Extracted records:
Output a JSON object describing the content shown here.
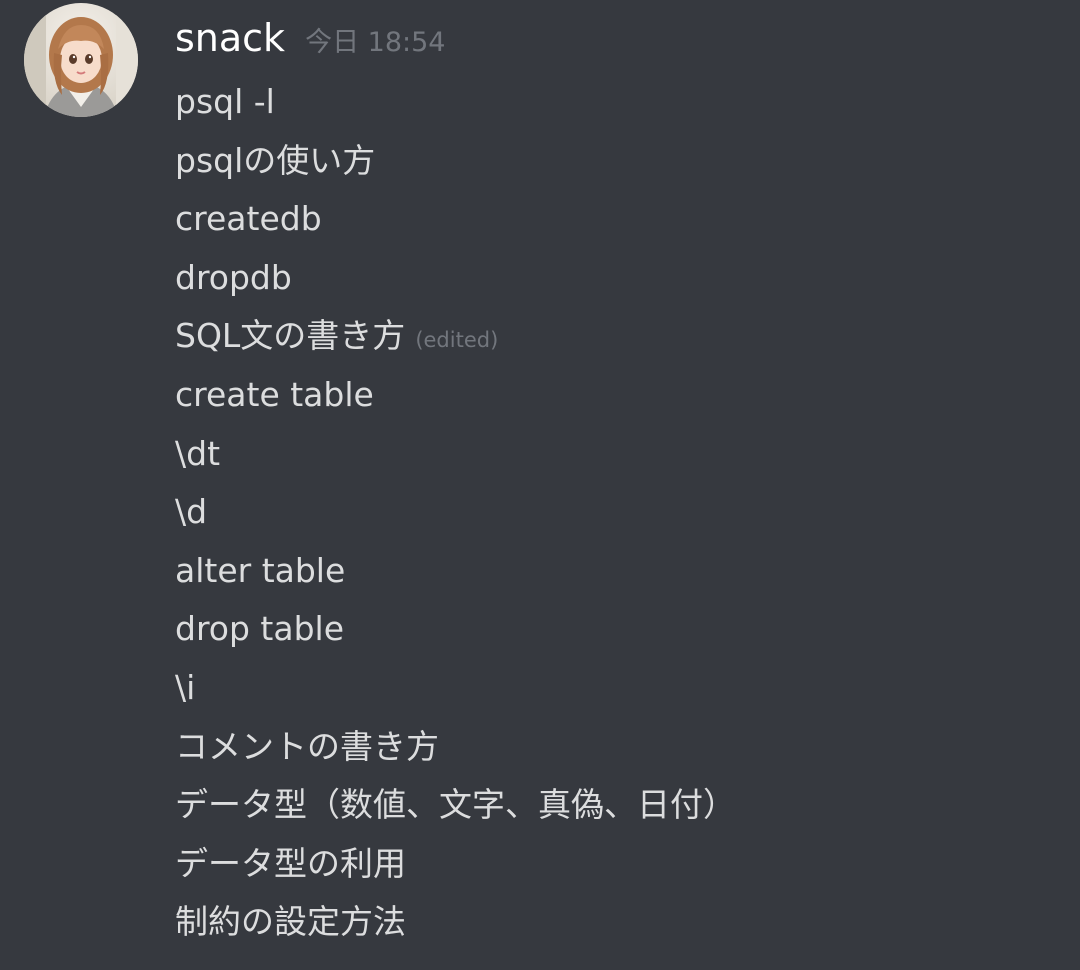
{
  "message": {
    "author": "snack",
    "timestamp": "今日 18:54",
    "avatar_icon": "user-avatar",
    "lines": [
      {
        "text": "psql -l"
      },
      {
        "text": "psqlの使い方"
      },
      {
        "text": "createdb"
      },
      {
        "text": "dropdb"
      },
      {
        "text": "SQL文の書き方",
        "edited": "(edited)"
      },
      {
        "text": "create table"
      },
      {
        "text": "\\dt"
      },
      {
        "text": "\\d"
      },
      {
        "text": "alter table"
      },
      {
        "text": "drop table"
      },
      {
        "text": "\\i"
      },
      {
        "text": "コメントの書き方"
      },
      {
        "text": "データ型（数値、文字、真偽、日付）"
      },
      {
        "text": "データ型の利用"
      },
      {
        "text": "制約の設定方法"
      }
    ]
  },
  "colors": {
    "background": "#36393f",
    "username": "#ffffff",
    "message_text": "#dcddde",
    "muted": "#72767d"
  }
}
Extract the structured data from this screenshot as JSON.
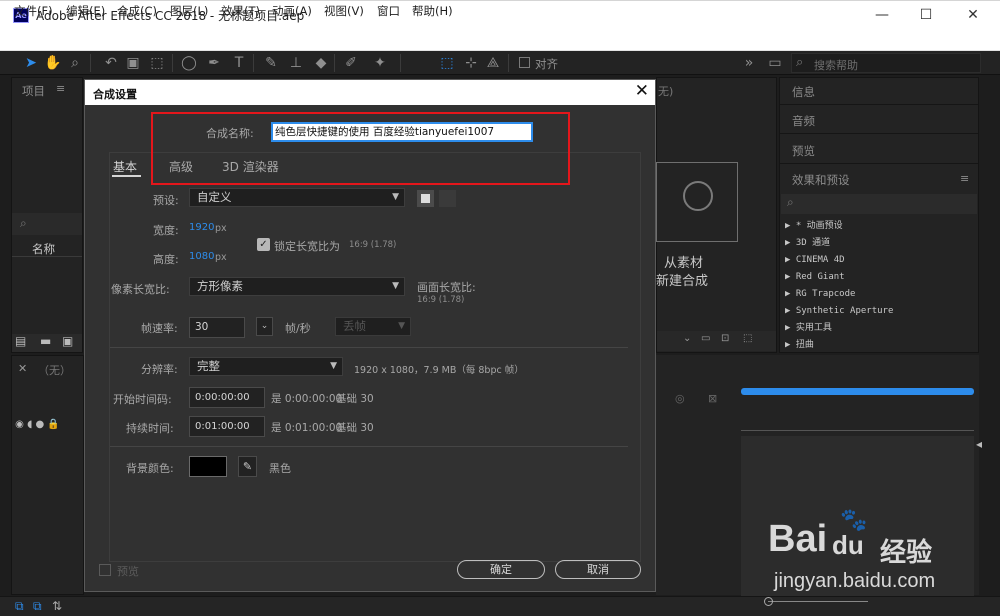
{
  "window": {
    "title": "Adobe After Effects CC 2018 - 无标题项目.aep",
    "logo": "Ae",
    "min": "—",
    "max": "☐",
    "close": "✕"
  },
  "menu": [
    "文件(F)",
    "编辑(E)",
    "合成(C)",
    "图层(L)",
    "效果(T)",
    "动画(A)",
    "视图(V)",
    "窗口",
    "帮助(H)"
  ],
  "toolbar": {
    "align_label": "对齐",
    "search_placeholder": "搜索帮助"
  },
  "project_panel": {
    "title": "项目",
    "column_name": "名称",
    "search_icon": "⌕"
  },
  "composition_panel": {
    "hint_line1": "从素材",
    "hint_line2": "新建合成",
    "none_label": "无)"
  },
  "right_panels": {
    "info": "信息",
    "audio": "音频",
    "preview": "预览",
    "effects": "效果和预设"
  },
  "effects_list": [
    "▶ * 动画预设",
    "▶ 3D 通道",
    "▶ CINEMA 4D",
    "▶ Red Giant",
    "▶ RG Trapcode",
    "▶ Synthetic Aperture",
    "▶ 实用工具",
    "▶ 扭曲"
  ],
  "timeline": {
    "none_label": "（无）"
  },
  "dialog": {
    "title": "合成设置",
    "name_label": "合成名称:",
    "name_value": "纯色层快捷键的使用 百度经验tianyuefei1007",
    "tabs": [
      "基本",
      "高级",
      "3D 渲染器"
    ],
    "preset_label": "预设:",
    "preset_value": "自定义",
    "width_label": "宽度:",
    "width_value": "1920",
    "width_unit": "px",
    "height_label": "高度:",
    "height_value": "1080",
    "height_unit": "px",
    "lock_label": "锁定长宽比为",
    "lock_ratio": "16:9 (1.78)",
    "lock_checked": true,
    "pixel_aspect_label": "像素长宽比:",
    "pixel_aspect_value": "方形像素",
    "frame_aspect_label": "画面长宽比:",
    "frame_aspect_value": "16:9 (1.78)",
    "fps_label": "帧速率:",
    "fps_value": "30",
    "fps_unit": "帧/秒",
    "drop_frame": "丢帧",
    "resolution_label": "分辨率:",
    "resolution_value": "完整",
    "resolution_info": "1920 x 1080，7.9 MB（每 8bpc 帧）",
    "start_label": "开始时间码:",
    "start_value": "0:00:00:00",
    "start_note": "是 0:00:00:00",
    "start_base": "基础 30",
    "duration_label": "持续时间:",
    "duration_value": "0:01:00:00",
    "duration_note": "是 0:01:00:00",
    "duration_base": "基础 30",
    "bg_label": "背景颜色:",
    "bg_name": "黑色",
    "bg_color": "#000000",
    "preview_label": "预览",
    "ok_label": "确定",
    "cancel_label": "取消"
  },
  "watermark": {
    "brand": "Bai",
    "brand2": "du",
    "jingyan": "经验",
    "url": "jingyan.baidu.com"
  },
  "colors": {
    "accent_blue": "#2d8ceb",
    "highlight_red": "#e4161b",
    "timeline_blue": "#2d8ceb"
  }
}
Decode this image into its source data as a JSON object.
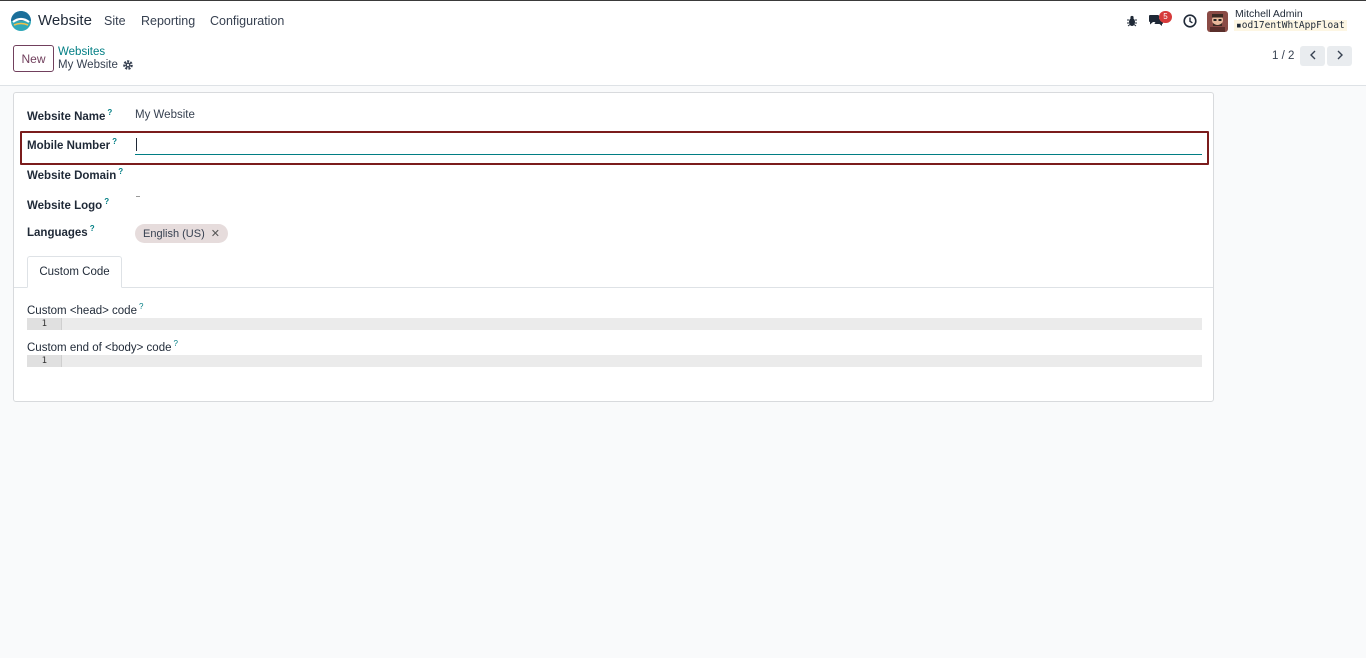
{
  "navbar": {
    "app_name": "Website",
    "menu": [
      "Site",
      "Reporting",
      "Configuration"
    ],
    "messages_badge": "5",
    "user_name": "Mitchell Admin",
    "database": "od17entWhtAppFloat"
  },
  "control_panel": {
    "new_label": "New",
    "breadcrumb_parent": "Websites",
    "breadcrumb_current": "My Website",
    "pager": "1 / 2"
  },
  "form": {
    "website_name_label": "Website Name",
    "website_name_value": "My Website",
    "mobile_number_label": "Mobile Number",
    "mobile_number_value": "",
    "website_domain_label": "Website Domain",
    "website_logo_label": "Website Logo",
    "languages_label": "Languages",
    "languages": [
      "English (US)"
    ],
    "help_mark": "?"
  },
  "tabs": [
    {
      "label": "Custom Code",
      "active": true
    }
  ],
  "custom_code": {
    "head_label": "Custom <head> code",
    "body_label": "Custom end of <body> code",
    "line_number": "1"
  },
  "colors": {
    "accent": "#017e84",
    "primary": "#71405d",
    "highlight_border": "#7b1c1c",
    "badge": "#d63b3b"
  },
  "icons": [
    "app-logo-icon",
    "bug-icon",
    "chat-icon",
    "clock-icon",
    "gear-icon",
    "chevron-left-icon",
    "chevron-right-icon",
    "close-icon",
    "database-icon"
  ]
}
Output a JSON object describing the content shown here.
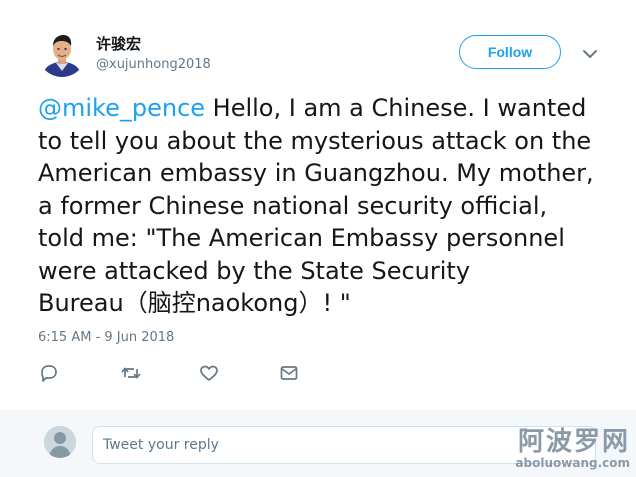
{
  "author": {
    "display_name": "许骏宏",
    "handle": "@xujunhong2018"
  },
  "header": {
    "follow_label": "Follow",
    "more_icon": "chevron-down-icon"
  },
  "tweet": {
    "mention": "@mike_pence",
    "text": " Hello, I am a Chinese. I wanted\nto tell you about the mysterious attack on the\nAmerican embassy in Guangzhou. My mother,\na former Chinese national security official,\ntold me: \"The American Embassy personnel\nwere attacked by the State Security\nBureau（脑控naokong）! \"",
    "timestamp": "6:15 AM - 9 Jun 2018"
  },
  "actions": {
    "icons": [
      "reply-icon",
      "retweet-icon",
      "like-icon",
      "message-icon"
    ]
  },
  "reply": {
    "placeholder": "Tweet your reply"
  },
  "watermark": {
    "chinese": "阿波罗网",
    "url": "aboluowang.com"
  },
  "colors": {
    "accent": "#1da1f2",
    "secondary_text": "#657786",
    "reply_bar_bg": "#f5f8fa"
  }
}
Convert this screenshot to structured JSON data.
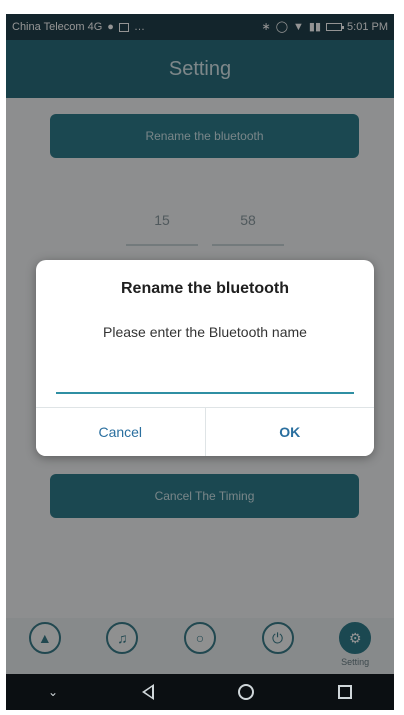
{
  "status_bar": {
    "carrier": "China Telecom 4G",
    "time": "5:01 PM"
  },
  "app_bar": {
    "title": "Setting"
  },
  "settings": {
    "rename_button": "Rename the bluetooth",
    "time_hours": "15",
    "time_minutes": "58",
    "cancel_timing_button": "Cancel The Timing"
  },
  "dialog": {
    "title": "Rename the bluetooth",
    "message": "Please enter the Bluetooth name",
    "input_value": "",
    "cancel_label": "Cancel",
    "ok_label": "OK"
  },
  "bottom_nav": {
    "items": [
      {
        "icon": "antenna-icon",
        "label": ""
      },
      {
        "icon": "music-icon",
        "label": ""
      },
      {
        "icon": "bulb-icon",
        "label": ""
      },
      {
        "icon": "power-icon",
        "label": ""
      },
      {
        "icon": "gear-icon",
        "label": "Setting"
      }
    ]
  },
  "colors": {
    "header": "#2a6f7f",
    "button": "#2f7d8c",
    "accent": "#2f8fa3",
    "dialog_action": "#2a6f9f"
  }
}
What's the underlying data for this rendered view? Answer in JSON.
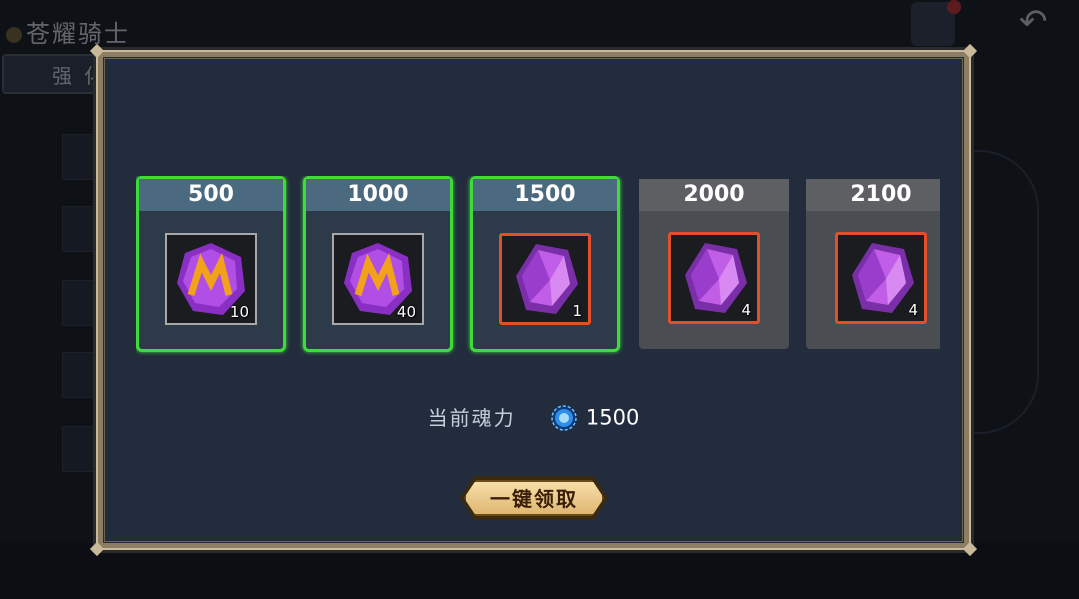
{
  "background": {
    "title": "苍耀骑士",
    "tab_label": "强化",
    "back_icon": "back-arrow-icon"
  },
  "modal": {
    "rewards": [
      {
        "threshold": "500",
        "count": "10",
        "item": "m-gem",
        "frame": "gray",
        "state": "claimable"
      },
      {
        "threshold": "1000",
        "count": "40",
        "item": "m-gem",
        "frame": "gray",
        "state": "claimable"
      },
      {
        "threshold": "1500",
        "count": "1",
        "item": "purple-crystal",
        "frame": "orange",
        "state": "claimable"
      },
      {
        "threshold": "2000",
        "count": "4",
        "item": "purple-crystal",
        "frame": "orange",
        "state": "locked"
      },
      {
        "threshold": "2100",
        "count": "4",
        "item": "purple-crystal",
        "frame": "orange",
        "state": "locked"
      }
    ],
    "current_power_label": "当前魂力",
    "current_power_value": "1500",
    "current_power_icon": "soul-orb-icon",
    "claim_all_label": "一键领取"
  },
  "colors": {
    "claimable_border": "#3ddc3a",
    "frame_orange": "#e0502a",
    "panel_bg": "#222c3d",
    "gold_trim": "#c9b99a"
  }
}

Task to complete: Determine the number of lines containing "screenshot". Write only that number.

Result for this exercise: 2